───── LISTING

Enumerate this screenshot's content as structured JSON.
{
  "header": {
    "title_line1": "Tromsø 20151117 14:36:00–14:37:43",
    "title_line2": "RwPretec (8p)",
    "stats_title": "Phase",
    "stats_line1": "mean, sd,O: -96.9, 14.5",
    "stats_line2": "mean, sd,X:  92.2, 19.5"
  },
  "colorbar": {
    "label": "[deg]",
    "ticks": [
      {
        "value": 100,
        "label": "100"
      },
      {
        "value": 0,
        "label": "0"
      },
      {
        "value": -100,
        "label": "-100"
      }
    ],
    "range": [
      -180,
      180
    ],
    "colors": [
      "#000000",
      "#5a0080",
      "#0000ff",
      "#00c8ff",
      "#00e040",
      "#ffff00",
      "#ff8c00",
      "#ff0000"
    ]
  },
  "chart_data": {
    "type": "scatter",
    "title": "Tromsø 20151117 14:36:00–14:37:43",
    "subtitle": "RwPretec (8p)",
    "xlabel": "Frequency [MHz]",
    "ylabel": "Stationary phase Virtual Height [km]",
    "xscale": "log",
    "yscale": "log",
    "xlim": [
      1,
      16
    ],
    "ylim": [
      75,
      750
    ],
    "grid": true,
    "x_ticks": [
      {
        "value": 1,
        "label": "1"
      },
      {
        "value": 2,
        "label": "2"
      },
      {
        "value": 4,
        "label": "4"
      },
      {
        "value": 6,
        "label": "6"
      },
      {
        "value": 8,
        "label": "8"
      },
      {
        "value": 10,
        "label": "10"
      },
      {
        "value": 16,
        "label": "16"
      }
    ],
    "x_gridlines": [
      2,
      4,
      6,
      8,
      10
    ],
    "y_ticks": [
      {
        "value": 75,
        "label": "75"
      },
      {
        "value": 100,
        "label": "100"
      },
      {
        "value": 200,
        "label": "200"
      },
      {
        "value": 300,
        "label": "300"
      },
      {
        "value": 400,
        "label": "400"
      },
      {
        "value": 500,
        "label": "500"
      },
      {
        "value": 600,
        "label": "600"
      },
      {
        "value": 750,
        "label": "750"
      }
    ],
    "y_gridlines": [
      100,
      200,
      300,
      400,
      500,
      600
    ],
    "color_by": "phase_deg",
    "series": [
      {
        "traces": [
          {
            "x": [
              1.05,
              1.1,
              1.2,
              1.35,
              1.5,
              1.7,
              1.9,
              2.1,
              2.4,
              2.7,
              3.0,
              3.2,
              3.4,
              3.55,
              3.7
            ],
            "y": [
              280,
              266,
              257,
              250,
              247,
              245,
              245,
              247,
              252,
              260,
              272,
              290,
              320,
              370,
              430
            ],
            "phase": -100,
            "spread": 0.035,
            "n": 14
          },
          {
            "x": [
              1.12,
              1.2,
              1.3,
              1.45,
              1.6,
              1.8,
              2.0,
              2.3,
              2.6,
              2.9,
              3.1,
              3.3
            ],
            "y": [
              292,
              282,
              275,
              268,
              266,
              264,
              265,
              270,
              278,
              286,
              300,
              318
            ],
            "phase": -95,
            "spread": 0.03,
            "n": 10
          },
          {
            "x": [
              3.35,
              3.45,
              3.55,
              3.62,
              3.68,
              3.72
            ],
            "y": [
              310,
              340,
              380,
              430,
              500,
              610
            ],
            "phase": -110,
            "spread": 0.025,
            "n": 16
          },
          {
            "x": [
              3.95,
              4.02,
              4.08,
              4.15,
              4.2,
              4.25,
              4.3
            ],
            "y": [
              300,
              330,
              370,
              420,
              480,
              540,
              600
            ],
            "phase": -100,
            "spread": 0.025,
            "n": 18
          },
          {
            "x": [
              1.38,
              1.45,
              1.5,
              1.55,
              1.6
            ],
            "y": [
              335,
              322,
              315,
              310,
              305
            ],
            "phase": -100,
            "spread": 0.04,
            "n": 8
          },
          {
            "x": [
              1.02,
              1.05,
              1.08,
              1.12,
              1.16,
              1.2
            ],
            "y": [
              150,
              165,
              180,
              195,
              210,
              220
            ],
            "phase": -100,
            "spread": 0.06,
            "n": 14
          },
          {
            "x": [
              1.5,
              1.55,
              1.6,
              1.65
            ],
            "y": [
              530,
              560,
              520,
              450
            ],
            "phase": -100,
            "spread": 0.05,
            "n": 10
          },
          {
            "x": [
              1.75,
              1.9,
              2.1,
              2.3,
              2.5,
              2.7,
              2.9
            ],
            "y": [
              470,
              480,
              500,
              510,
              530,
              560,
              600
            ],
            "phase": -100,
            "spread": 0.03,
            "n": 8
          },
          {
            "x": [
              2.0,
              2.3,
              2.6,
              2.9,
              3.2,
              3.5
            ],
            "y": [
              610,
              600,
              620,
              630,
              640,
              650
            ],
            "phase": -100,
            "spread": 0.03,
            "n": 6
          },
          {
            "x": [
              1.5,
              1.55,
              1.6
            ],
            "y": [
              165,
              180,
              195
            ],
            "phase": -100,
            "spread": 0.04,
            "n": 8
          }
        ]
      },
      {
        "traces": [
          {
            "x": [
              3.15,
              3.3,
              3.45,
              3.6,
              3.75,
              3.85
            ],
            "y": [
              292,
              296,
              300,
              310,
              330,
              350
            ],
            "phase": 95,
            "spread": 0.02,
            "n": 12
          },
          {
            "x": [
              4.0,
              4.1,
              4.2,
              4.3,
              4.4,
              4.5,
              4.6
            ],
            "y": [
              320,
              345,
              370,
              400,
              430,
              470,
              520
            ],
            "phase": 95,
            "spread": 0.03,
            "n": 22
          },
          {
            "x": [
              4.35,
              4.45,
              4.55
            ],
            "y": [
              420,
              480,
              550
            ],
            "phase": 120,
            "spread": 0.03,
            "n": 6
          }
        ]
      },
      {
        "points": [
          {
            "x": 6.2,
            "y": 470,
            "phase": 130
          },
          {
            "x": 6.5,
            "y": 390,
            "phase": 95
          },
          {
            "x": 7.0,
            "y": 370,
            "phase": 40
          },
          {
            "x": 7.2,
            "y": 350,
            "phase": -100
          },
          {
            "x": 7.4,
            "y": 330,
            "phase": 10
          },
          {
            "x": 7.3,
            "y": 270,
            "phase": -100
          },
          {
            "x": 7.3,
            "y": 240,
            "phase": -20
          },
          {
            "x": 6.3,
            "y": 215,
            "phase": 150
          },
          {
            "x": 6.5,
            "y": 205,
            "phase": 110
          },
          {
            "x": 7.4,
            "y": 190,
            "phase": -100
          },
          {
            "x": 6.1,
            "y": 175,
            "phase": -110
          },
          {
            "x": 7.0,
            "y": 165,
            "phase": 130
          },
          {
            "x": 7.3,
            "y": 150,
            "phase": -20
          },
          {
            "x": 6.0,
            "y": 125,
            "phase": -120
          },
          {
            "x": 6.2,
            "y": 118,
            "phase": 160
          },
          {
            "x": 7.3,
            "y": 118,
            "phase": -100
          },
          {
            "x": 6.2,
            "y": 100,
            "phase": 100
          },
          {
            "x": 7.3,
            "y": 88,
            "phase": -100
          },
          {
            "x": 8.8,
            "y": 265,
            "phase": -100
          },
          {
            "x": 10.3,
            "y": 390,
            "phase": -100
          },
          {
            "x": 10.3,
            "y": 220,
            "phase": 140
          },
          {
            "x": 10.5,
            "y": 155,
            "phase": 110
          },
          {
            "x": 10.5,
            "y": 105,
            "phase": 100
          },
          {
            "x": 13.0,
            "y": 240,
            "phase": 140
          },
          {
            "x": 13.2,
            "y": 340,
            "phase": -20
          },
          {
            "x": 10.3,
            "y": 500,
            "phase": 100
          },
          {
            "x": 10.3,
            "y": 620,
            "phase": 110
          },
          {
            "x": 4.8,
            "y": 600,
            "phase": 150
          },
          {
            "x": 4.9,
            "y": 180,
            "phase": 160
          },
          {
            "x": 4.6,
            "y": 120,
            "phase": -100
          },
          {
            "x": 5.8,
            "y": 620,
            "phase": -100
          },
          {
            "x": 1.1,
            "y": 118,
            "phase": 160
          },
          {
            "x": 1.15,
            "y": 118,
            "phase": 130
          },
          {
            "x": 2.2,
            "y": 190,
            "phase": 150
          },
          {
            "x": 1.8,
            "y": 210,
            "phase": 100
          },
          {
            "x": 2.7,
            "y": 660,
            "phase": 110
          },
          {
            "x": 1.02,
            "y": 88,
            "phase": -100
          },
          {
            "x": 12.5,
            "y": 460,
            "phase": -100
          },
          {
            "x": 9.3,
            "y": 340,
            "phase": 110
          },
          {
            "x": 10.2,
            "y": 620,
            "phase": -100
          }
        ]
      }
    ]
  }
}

──────────

Count every line bearing the word "Tromsø"; report the total only.

**CORRECT RESPONSE**
2